[START Records shown]

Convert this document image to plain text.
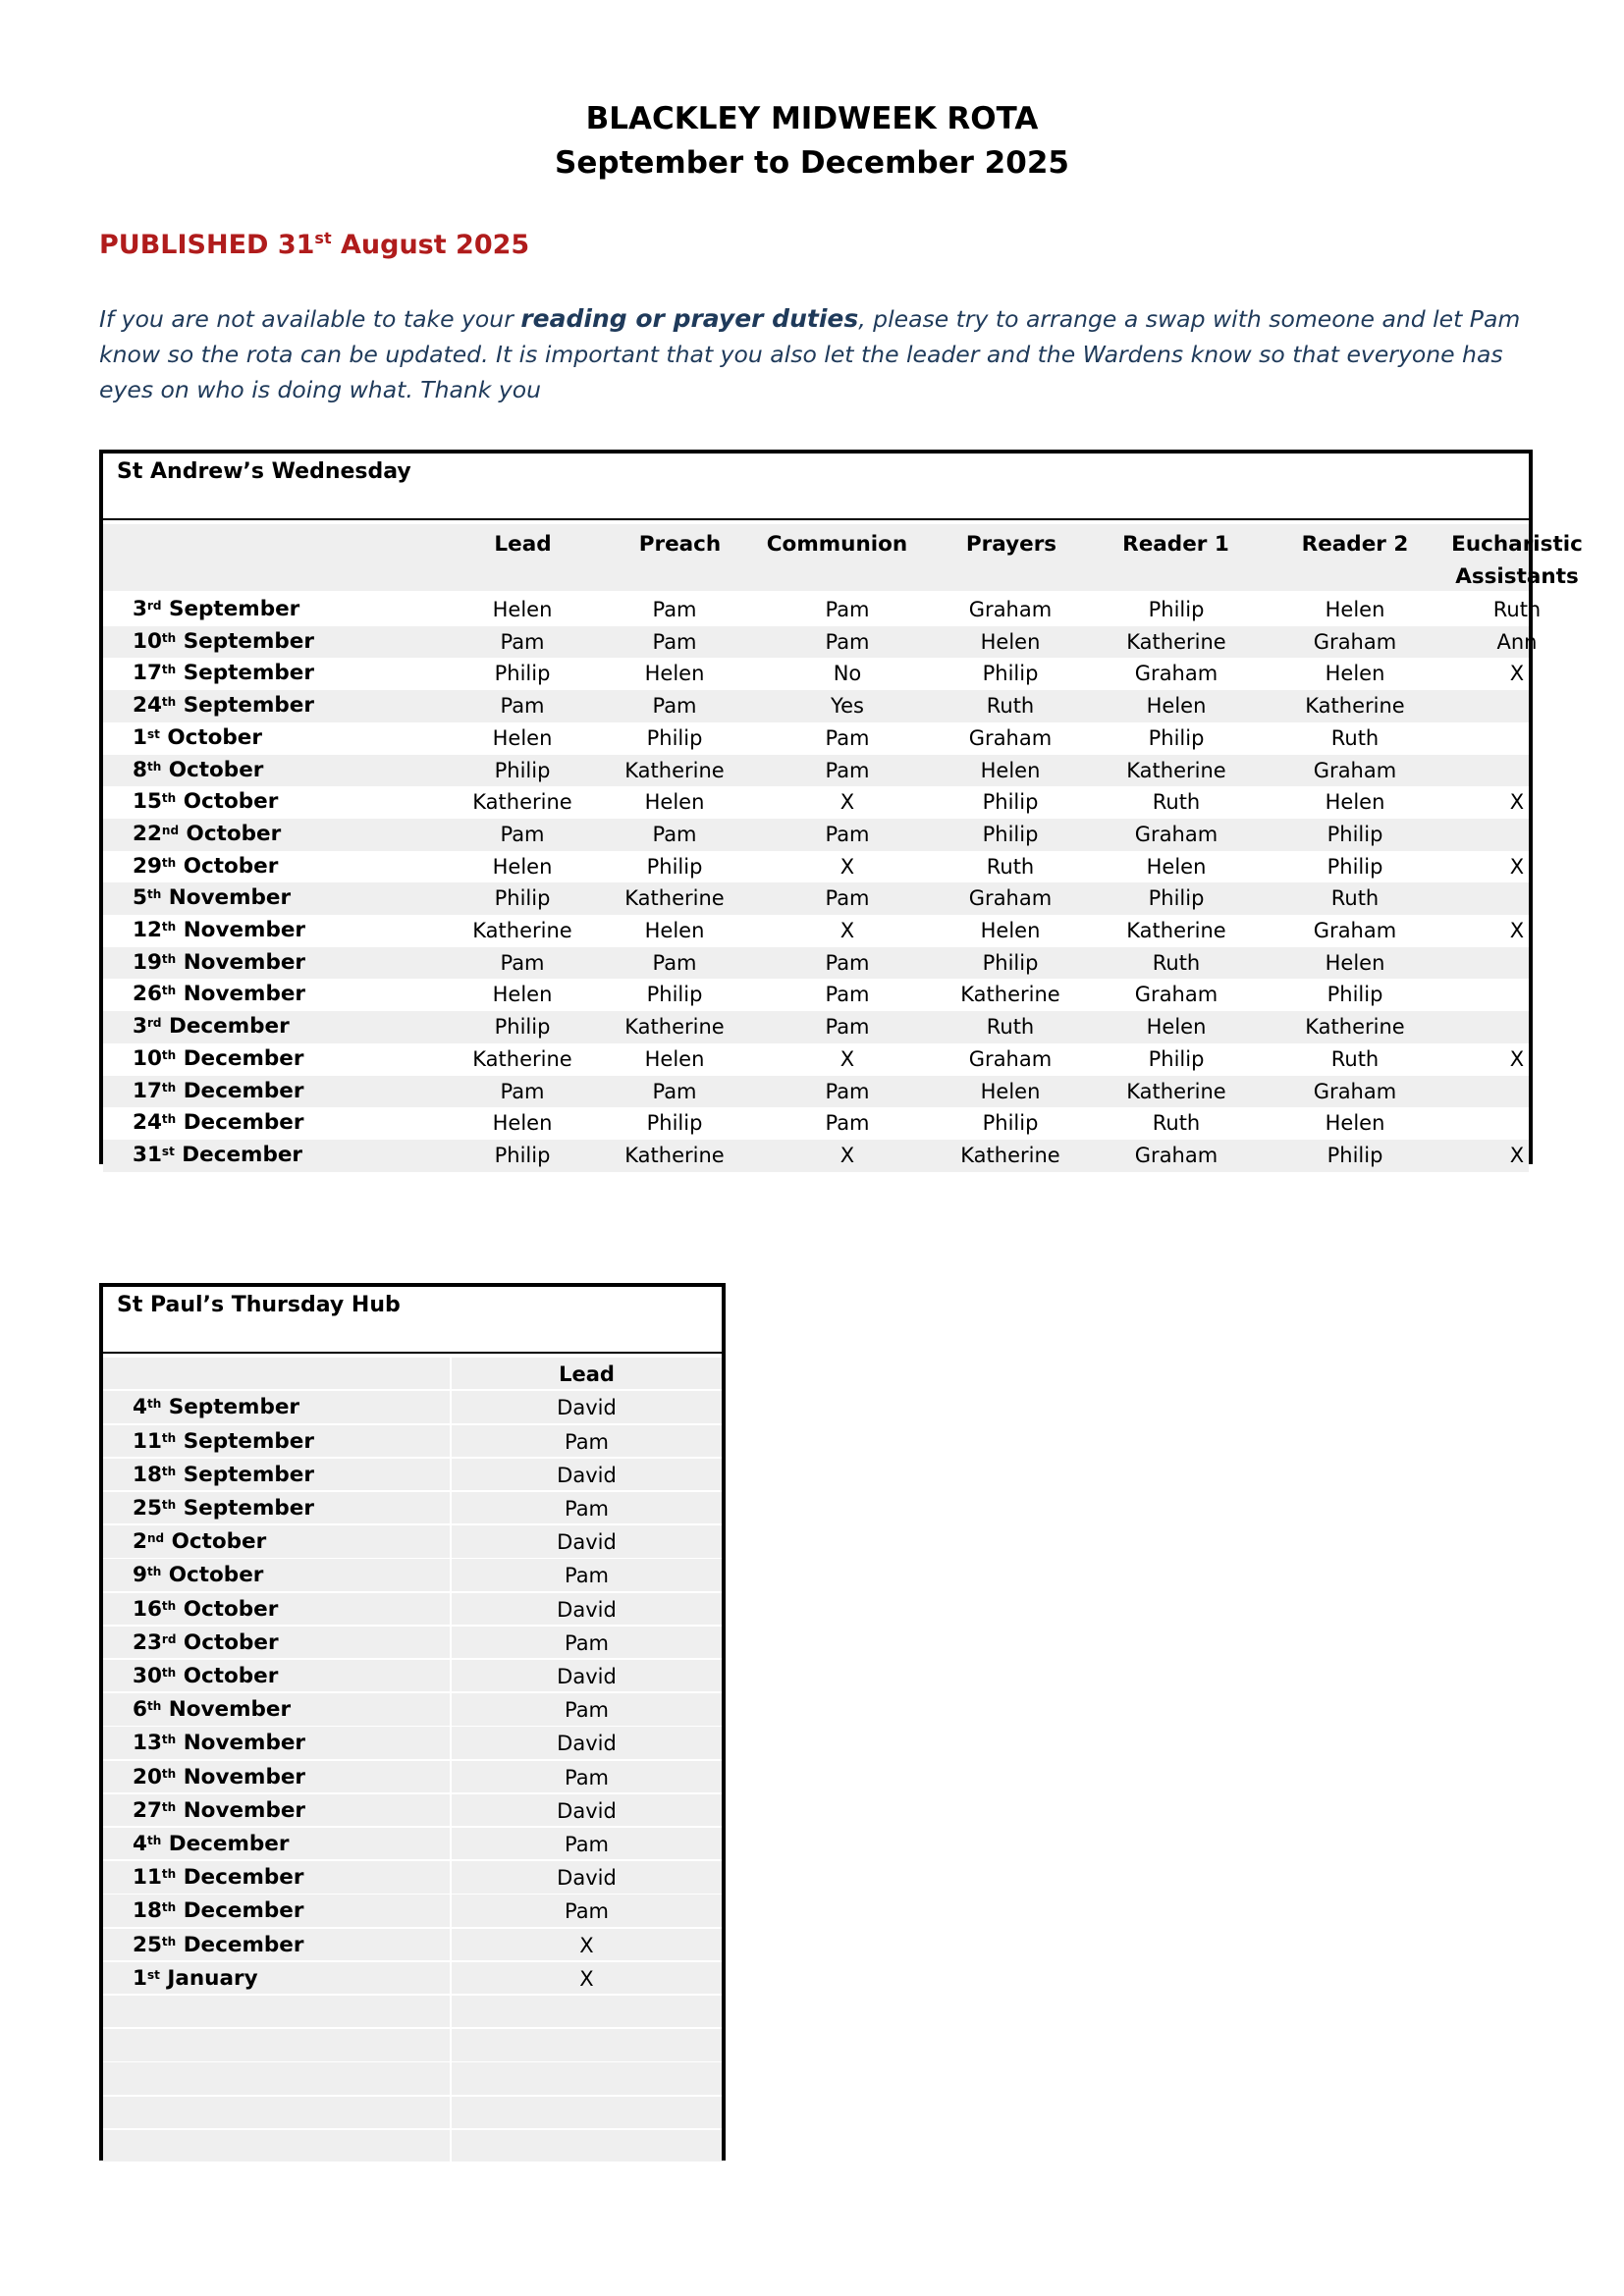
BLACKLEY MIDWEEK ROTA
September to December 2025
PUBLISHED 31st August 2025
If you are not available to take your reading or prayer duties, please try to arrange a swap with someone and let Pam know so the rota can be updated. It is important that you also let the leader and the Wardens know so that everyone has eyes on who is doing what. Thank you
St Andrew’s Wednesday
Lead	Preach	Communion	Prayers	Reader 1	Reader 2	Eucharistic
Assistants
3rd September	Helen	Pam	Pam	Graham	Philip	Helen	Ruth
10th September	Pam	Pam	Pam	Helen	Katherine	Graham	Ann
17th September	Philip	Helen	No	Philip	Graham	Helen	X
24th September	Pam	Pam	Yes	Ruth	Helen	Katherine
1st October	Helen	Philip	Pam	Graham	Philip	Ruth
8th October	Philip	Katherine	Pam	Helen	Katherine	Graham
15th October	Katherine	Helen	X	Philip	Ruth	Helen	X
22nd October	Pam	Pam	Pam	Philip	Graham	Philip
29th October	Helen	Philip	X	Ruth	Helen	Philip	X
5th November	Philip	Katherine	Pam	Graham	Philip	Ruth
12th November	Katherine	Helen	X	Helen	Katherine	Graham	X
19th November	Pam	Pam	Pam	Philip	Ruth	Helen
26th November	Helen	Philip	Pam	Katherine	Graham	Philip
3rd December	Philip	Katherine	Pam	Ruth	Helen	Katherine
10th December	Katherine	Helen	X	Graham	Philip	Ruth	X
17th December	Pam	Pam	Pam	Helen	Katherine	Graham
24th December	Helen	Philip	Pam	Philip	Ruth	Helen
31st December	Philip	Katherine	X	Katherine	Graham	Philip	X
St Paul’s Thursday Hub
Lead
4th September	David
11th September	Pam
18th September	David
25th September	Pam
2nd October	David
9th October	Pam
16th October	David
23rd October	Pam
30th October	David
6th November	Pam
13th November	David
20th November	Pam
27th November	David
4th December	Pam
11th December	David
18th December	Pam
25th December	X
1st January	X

[END Records shown]

● Problem details
Count how many lines in the data above hold the string "September", and give the number with no other words.

● Solved exercise
9